* **Selected excerpt**
****************************************
Statistics help: Where do the Six Sigma numbers come from?

In another thread, @Exapno_Mapcase and @kenobi_65 were attempting to explain to me why “Six sigma eliminates 99.99964% of a population, leaving 0.00034%” “Because that’s the definition of six standard deviations of a normal distribution or bell curve.”

I will provide additional context below, but the TL;DR of my question is: where does that 0.00034% number come from: how is it derived or calculated, and what exactly does it mean?

The Wikipedia article on the normal distribution contains the offhand statement “Note that in a true normal distribution, only 0.00034% of all samples will fall outside ±6σ” (which I found by Control-F’ing the article), but with no citation or explanation. This number matches what @Exapno_Mapcase used and what appears in the link that @kenobi_65 provided.

However, this is a very different number from what I find on the table given earlier in that Wikipedia article, or from an online normal distribution calculator, for the probability of a normally distributed variable being more than 6 standard deviations away from the mean. (The table gives 0.000000001973 for this value, while the calculator gives 0.00000000198024, which is almost but not exactly the same.) This leads me to expect (naively?) that only 0.0000002% of all samples would fall outside ±6σ, not 0.00034%.

There obviously must be a difference between what the 0.0000034 is referring to/measuring and what the 0.000000001973 is measuring, but I can’t see what it is (although it’s entirely possible that there’s something obvious that I’m blockheadedly missing).
****************************************
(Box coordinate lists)
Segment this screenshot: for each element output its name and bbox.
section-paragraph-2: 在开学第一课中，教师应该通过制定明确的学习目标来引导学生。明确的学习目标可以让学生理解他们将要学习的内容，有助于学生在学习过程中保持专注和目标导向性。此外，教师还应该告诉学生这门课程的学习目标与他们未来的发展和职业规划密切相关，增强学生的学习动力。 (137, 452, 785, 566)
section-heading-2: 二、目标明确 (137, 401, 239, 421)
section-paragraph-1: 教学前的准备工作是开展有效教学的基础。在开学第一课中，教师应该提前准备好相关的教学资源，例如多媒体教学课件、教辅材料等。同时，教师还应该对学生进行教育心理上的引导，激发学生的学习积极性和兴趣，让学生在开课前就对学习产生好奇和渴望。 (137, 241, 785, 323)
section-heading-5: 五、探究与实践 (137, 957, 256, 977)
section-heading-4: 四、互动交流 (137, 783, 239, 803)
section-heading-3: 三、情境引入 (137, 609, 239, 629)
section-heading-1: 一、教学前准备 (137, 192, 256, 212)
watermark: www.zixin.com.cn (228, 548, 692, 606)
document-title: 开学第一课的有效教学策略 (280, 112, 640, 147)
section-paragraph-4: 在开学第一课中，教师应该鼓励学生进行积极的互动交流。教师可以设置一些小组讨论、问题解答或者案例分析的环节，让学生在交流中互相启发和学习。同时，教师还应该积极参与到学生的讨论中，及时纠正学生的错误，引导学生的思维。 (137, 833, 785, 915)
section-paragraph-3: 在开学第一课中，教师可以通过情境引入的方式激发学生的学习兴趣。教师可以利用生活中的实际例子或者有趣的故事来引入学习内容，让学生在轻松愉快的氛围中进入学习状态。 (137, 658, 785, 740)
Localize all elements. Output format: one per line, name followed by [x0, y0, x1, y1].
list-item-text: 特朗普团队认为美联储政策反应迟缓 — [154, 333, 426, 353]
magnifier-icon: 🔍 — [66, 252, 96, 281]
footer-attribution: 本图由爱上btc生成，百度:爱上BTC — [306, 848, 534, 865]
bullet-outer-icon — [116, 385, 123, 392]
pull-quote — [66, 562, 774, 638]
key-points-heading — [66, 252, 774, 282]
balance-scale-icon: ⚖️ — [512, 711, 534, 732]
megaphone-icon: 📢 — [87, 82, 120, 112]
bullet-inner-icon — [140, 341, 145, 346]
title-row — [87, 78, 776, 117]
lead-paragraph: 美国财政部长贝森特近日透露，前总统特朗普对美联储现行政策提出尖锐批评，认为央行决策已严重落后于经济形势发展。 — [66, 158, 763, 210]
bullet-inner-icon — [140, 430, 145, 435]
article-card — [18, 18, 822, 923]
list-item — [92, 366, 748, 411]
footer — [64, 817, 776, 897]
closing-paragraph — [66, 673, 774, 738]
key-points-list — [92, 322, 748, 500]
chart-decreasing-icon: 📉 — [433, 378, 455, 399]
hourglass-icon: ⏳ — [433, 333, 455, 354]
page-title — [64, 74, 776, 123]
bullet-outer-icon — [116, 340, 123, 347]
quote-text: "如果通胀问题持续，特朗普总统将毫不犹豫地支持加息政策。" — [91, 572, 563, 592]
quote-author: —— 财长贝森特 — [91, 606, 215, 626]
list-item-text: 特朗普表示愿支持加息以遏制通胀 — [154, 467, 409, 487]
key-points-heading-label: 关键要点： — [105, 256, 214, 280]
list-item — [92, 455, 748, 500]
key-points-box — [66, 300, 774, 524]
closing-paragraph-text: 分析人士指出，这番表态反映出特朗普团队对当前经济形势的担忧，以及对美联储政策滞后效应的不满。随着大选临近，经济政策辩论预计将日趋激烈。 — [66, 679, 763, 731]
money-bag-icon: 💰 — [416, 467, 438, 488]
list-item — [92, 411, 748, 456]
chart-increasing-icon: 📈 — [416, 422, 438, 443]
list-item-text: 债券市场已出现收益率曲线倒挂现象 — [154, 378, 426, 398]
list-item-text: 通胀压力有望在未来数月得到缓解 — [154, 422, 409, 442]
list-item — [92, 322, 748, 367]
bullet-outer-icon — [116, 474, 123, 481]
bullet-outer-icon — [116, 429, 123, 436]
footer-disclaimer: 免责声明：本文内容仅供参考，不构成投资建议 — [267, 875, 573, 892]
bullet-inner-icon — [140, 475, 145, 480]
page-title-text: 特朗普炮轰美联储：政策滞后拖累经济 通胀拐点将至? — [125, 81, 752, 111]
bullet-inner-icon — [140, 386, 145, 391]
****************************************
* **Written instruction 1**
Summarize the forum post about the Six Sigma numbers in two sentences.
* **Written instruction 2**
Transcribe the stretch of the forum post about the Six Sigma numbers from "In another thread, @Exapno_Mapcase" through "that @kenobi_65 provided.".
The material isn't needed for anything here.

* **Response 1**
The poster asks where the Six Sigma figure of 0.00034% comes from, how it is calculated, and what exactly it means, noting that it matches an uncited statement in the Wikipedia article on the normal distribution. That figure differs greatly from the probability of a normally distributed variable lying more than 6 standard deviations from the mean, as given by the article's table (0.000000001973) and an online calculator (0.00000000198024), and the poster cannot see what accounts for the difference.

* **Response 2**
In another thread, @Exapno_Mapcase and @kenobi_65 were attempting to explain to me why “Six sigma eliminates 99.99964% of a population, leaving 0.00034%” “Because that’s the definition of six standard deviations of a normal distribution or bell curve.”

I will provide additional context below, but the TL;DR of my question is: where does that 0.00034% number come from: how is it derived or calculated, and what exactly does it mean?

The Wikipedia article on the normal distribution contains the offhand statement “Note that in a true normal distribution, only 0.00034% of all samples will fall outside ±6σ” (which I found by Control-F’ing the article), but with no citation or explanation. This number matches what @Exapno_Mapcase used and what appears in the link that @kenobi_65 provided.